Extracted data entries

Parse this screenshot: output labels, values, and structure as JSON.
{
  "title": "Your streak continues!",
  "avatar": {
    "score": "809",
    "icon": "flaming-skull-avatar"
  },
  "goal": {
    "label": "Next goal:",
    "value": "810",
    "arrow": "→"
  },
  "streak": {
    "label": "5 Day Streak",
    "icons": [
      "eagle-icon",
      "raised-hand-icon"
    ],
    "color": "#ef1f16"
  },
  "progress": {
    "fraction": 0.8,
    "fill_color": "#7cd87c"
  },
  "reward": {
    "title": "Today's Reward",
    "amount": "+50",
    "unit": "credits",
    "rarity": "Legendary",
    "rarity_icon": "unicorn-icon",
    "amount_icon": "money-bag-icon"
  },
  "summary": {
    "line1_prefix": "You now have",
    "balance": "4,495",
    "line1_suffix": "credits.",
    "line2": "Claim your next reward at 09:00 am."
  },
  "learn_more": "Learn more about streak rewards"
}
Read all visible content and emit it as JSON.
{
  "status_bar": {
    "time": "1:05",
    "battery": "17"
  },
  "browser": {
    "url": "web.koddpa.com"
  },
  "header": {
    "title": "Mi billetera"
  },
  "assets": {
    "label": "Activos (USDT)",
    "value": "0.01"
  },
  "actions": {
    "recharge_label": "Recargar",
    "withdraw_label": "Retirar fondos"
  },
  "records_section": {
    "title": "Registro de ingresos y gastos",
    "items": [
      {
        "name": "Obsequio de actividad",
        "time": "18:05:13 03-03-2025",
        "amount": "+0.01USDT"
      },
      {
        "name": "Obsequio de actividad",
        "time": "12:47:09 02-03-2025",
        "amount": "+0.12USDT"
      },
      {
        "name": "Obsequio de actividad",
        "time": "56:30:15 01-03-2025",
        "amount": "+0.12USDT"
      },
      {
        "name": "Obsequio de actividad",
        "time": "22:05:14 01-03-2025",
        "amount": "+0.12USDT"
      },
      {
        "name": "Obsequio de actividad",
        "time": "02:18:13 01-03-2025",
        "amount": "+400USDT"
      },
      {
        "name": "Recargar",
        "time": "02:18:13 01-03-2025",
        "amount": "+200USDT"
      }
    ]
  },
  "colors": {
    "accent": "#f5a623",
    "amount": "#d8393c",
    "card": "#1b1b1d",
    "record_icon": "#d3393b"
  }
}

◆ Exercise objective ◆
Write down the full listing again, exactly.

◆ Exercise output ◆
Parse this screenshot: output labels, values, and structure as JSON.
{
  "title": "Your streak continues!",
  "avatar": {
    "score": "809",
    "icon": "flaming-skull-avatar"
  },
  "goal": {
    "label": "Next goal:",
    "value": "810",
    "arrow": "→"
  },
  "streak": {
    "label": "5 Day Streak",
    "icons": [
      "eagle-icon",
      "raised-hand-icon"
    ],
    "color": "#ef1f16"
  },
  "progress": {
    "fraction": 0.8,
    "fill_color": "#7cd87c"
  },
  "reward": {
    "title": "Today's Reward",
    "amount": "+50",
    "unit": "credits",
    "rarity": "Legendary",
    "rarity_icon": "unicorn-icon",
    "amount_icon": "money-bag-icon"
  },
  "summary": {
    "line1_prefix": "You now have",
    "balance": "4,495",
    "line1_suffix": "credits.",
    "line2": "Claim your next reward at 09:00 am."
  },
  "learn_more": "Learn more about streak rewards"
}
Read all visible content and emit it as JSON.
{
  "status_bar": {
    "time": "1:05",
    "battery": "17"
  },
  "browser": {
    "url": "web.koddpa.com"
  },
  "header": {
    "title": "Mi billetera"
  },
  "assets": {
    "label": "Activos (USDT)",
    "value": "0.01"
  },
  "actions": {
    "recharge_label": "Recargar",
    "withdraw_label": "Retirar fondos"
  },
  "records_section": {
    "title": "Registro de ingresos y gastos",
    "items": [
      {
        "name": "Obsequio de actividad",
        "time": "18:05:13 03-03-2025",
        "amount": "+0.01USDT"
      },
      {
        "name": "Obsequio de actividad",
        "time": "12:47:09 02-03-2025",
        "amount": "+0.12USDT"
      },
      {
        "name": "Obsequio de actividad",
        "time": "56:30:15 01-03-2025",
        "amount": "+0.12USDT"
      },
      {
        "name": "Obsequio de actividad",
        "time": "22:05:14 01-03-2025",
        "amount": "+0.12USDT"
      },
      {
        "name": "Obsequio de actividad",
        "time": "02:18:13 01-03-2025",
        "amount": "+400USDT"
      },
      {
        "name": "Recargar",
        "time": "02:18:13 01-03-2025",
        "amount": "+200USDT"
      }
    ]
  },
  "colors": {
    "accent": "#f5a623",
    "amount": "#d8393c",
    "card": "#1b1b1d",
    "record_icon": "#d3393b"
  }
}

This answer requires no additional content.